* Entries supplied:
>> start

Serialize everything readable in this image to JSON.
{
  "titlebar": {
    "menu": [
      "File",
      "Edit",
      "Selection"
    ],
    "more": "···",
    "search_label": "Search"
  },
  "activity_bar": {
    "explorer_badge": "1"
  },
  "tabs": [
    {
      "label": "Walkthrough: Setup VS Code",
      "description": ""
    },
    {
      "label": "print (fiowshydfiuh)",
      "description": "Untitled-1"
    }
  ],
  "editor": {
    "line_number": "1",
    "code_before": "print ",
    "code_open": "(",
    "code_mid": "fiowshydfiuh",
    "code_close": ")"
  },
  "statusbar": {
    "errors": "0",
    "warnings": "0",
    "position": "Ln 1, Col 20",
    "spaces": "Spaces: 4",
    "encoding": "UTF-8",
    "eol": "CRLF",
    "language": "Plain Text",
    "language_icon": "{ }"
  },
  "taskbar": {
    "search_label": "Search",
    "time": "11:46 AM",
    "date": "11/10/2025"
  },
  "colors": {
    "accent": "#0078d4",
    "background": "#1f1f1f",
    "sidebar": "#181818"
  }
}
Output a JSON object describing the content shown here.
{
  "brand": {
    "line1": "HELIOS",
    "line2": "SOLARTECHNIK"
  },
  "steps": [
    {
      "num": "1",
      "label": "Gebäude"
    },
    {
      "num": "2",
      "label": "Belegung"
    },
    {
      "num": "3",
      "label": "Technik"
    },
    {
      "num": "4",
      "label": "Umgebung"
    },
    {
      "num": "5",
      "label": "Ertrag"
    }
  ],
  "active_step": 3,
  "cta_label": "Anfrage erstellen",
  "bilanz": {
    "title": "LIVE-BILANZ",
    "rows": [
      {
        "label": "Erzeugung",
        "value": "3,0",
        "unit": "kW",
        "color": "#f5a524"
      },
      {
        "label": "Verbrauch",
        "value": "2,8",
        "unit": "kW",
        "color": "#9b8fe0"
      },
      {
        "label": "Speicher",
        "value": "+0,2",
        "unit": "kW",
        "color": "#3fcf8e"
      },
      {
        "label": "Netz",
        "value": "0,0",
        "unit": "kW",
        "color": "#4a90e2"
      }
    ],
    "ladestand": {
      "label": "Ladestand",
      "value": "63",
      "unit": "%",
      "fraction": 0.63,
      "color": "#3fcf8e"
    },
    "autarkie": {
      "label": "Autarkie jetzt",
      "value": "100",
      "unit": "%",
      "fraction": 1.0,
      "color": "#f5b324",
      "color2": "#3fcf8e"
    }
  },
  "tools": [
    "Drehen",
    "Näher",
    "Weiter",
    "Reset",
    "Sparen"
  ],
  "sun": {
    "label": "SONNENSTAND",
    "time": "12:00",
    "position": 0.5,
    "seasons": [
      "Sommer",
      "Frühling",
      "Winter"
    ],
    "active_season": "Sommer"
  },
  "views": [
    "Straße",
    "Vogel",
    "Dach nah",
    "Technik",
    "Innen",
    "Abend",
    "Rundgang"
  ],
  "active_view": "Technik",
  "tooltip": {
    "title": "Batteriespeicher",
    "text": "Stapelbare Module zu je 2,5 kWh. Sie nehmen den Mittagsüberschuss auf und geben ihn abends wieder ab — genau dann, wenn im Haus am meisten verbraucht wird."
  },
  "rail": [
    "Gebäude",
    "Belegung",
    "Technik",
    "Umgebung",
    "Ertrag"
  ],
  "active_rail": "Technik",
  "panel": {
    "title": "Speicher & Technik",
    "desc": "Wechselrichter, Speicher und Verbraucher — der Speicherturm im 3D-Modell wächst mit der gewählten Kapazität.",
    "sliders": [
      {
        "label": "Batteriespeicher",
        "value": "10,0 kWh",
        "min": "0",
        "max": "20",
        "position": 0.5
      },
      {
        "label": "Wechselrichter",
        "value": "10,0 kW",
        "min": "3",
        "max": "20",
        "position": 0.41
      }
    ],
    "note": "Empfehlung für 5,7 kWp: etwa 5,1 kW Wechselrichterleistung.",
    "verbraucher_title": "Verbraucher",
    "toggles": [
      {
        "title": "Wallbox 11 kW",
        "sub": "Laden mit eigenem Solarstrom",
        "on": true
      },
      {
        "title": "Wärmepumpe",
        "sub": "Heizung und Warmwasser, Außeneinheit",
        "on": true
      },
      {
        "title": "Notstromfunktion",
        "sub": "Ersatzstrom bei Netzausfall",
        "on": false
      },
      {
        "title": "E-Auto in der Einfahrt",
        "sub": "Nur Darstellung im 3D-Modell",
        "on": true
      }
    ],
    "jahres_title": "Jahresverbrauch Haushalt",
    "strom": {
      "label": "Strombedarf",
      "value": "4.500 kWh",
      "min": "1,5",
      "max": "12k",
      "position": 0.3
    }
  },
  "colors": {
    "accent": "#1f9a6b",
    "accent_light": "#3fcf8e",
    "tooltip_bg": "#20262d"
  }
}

>> end

* Written instruction: Count the lines in the records above that hold the word "description", and give only that number.

* Complete response: 2